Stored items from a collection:

=== Begin Enclosure ===

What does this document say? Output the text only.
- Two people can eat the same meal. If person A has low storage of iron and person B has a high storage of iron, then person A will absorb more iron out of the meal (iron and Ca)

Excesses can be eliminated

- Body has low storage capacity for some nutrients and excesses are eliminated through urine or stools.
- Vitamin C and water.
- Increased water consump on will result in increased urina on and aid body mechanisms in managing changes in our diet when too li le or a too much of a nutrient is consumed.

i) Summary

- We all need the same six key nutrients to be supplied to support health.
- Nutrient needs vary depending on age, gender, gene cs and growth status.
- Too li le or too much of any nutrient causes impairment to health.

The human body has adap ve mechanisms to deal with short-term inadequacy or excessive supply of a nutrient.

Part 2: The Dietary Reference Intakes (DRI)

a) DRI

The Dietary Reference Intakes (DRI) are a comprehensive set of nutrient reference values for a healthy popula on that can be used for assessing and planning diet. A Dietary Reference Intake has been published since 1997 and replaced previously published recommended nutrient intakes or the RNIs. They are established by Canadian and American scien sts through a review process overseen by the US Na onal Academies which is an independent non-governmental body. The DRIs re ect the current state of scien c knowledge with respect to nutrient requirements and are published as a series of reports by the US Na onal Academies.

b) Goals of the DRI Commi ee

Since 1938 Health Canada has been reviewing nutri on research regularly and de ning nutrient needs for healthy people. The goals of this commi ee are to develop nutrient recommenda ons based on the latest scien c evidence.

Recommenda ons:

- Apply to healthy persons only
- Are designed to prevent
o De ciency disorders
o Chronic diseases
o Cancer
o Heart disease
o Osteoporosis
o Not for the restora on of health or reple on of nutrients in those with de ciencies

=== End Enclosure ===

### What you should do:
Say how many of the lines above include the word "water", giving the figure alone.

### Task output:
2